INPUT FOR THIS TASK -
.....
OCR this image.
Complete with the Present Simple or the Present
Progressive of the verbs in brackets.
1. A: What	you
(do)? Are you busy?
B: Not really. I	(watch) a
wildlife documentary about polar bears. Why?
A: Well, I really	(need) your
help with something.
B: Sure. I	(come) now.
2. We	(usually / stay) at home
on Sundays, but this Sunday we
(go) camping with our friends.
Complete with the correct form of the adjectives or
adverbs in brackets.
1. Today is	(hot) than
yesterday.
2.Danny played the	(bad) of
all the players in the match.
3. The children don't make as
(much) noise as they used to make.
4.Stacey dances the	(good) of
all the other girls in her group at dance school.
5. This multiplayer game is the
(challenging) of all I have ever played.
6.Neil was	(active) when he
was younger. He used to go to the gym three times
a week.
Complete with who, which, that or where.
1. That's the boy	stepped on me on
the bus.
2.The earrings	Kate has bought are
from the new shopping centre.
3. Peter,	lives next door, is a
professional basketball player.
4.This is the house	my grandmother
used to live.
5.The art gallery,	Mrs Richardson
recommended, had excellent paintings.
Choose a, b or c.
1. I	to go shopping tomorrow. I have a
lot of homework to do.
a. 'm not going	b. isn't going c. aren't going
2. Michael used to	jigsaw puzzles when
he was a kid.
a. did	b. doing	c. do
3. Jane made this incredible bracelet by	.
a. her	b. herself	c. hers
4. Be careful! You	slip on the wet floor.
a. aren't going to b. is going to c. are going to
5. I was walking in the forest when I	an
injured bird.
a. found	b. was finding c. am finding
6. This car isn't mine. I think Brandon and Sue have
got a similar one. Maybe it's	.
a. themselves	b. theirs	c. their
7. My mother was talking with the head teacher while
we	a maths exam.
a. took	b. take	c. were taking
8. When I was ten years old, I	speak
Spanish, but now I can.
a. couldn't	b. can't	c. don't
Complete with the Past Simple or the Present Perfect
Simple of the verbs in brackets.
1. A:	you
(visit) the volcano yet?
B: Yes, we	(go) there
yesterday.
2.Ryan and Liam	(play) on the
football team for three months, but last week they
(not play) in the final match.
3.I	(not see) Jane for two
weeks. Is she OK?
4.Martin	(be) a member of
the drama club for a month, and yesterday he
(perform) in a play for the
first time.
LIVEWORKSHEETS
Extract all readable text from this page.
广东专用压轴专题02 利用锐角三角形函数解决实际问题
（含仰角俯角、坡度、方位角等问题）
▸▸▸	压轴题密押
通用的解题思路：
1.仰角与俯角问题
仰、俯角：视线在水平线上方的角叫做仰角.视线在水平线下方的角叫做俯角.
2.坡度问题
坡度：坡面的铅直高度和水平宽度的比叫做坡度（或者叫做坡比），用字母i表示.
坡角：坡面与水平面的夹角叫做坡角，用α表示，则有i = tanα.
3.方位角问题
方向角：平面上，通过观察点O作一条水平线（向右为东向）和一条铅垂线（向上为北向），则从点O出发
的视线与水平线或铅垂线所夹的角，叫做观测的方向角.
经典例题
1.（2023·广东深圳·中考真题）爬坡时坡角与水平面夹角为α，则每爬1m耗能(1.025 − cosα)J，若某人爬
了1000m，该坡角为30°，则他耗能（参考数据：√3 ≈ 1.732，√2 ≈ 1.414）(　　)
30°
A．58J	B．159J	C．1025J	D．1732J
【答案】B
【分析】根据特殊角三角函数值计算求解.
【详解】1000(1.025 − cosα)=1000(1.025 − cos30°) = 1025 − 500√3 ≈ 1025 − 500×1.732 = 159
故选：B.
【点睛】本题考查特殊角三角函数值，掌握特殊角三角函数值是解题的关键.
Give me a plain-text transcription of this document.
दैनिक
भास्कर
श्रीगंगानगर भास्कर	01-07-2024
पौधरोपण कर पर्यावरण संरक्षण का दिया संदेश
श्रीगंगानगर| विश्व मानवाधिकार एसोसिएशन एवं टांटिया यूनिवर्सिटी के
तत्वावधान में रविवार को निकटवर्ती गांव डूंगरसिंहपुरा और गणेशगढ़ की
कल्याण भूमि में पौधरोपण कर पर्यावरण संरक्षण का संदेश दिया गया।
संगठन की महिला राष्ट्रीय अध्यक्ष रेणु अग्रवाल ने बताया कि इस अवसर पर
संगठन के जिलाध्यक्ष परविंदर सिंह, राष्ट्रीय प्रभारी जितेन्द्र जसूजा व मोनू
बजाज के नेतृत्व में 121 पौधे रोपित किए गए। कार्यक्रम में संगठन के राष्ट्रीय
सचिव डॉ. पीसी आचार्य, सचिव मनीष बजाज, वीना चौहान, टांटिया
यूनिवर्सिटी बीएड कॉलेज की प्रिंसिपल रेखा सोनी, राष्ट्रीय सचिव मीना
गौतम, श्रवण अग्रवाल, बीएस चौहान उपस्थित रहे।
.....
SET TASK -
Output, unchanged, the lines from the line with "Give me a plain-text" through the final line of the material.

EXPECTED ANSWER -
Give me a plain-text transcription of this document.
दैनिक
भास्कर
श्रीगंगानगर भास्कर	01-07-2024
पौधरोपण कर पर्यावरण संरक्षण का दिया संदेश
श्रीगंगानगर| विश्व मानवाधिकार एसोसिएशन एवं टांटिया यूनिवर्सिटी के
तत्वावधान में रविवार को निकटवर्ती गांव डूंगरसिंहपुरा और गणेशगढ़ की
कल्याण भूमि में पौधरोपण कर पर्यावरण संरक्षण का संदेश दिया गया।
संगठन की महिला राष्ट्रीय अध्यक्ष रेणु अग्रवाल ने बताया कि इस अवसर पर
संगठन के जिलाध्यक्ष परविंदर सिंह, राष्ट्रीय प्रभारी जितेन्द्र जसूजा व मोनू
बजाज के नेतृत्व में 121 पौधे रोपित किए गए। कार्यक्रम में संगठन के राष्ट्रीय
सचिव डॉ. पीसी आचार्य, सचिव मनीष बजाज, वीना चौहान, टांटिया
यूनिवर्सिटी बीएड कॉलेज की प्रिंसिपल रेखा सोनी, राष्ट्रीय सचिव मीना
गौतम, श्रवण अग्रवाल, बीएस चौहान उपस्थित रहे।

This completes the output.